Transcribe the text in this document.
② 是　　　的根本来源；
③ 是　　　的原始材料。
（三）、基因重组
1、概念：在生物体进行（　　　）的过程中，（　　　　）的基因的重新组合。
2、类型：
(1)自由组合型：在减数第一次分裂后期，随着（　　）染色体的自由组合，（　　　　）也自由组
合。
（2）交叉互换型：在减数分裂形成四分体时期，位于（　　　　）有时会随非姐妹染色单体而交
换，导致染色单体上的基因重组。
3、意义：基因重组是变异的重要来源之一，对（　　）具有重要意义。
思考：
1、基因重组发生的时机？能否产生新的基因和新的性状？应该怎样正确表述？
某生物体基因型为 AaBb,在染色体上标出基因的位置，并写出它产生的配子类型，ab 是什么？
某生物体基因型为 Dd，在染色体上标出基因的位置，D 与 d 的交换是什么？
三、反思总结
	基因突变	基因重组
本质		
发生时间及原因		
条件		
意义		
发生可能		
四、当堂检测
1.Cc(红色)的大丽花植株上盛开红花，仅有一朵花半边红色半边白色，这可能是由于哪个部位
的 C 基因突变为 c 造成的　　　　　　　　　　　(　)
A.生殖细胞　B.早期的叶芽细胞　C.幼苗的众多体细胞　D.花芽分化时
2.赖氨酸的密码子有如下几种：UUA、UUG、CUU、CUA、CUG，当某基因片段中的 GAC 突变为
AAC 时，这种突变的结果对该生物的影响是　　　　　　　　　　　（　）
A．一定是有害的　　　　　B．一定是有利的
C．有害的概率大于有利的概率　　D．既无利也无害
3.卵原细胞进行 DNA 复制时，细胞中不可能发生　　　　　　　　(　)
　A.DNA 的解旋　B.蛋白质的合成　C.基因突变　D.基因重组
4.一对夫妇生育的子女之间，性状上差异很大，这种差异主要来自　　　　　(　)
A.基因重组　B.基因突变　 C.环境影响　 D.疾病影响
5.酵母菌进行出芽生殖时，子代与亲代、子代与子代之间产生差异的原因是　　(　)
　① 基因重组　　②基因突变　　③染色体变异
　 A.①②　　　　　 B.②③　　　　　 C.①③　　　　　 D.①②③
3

* * * * * * * * *

--- Task description ---
Scan the records above for the string "在染色体上标出基因的位置", then report every line that contains it.

--- Solved problem ---
某生物体基因型为 AaBb,在染色体上标出基因的位置，并写出它产生的配子类型，ab 是什么？
某生物体基因型为 Dd，在染色体上标出基因的位置，D 与 d 的交换是什么？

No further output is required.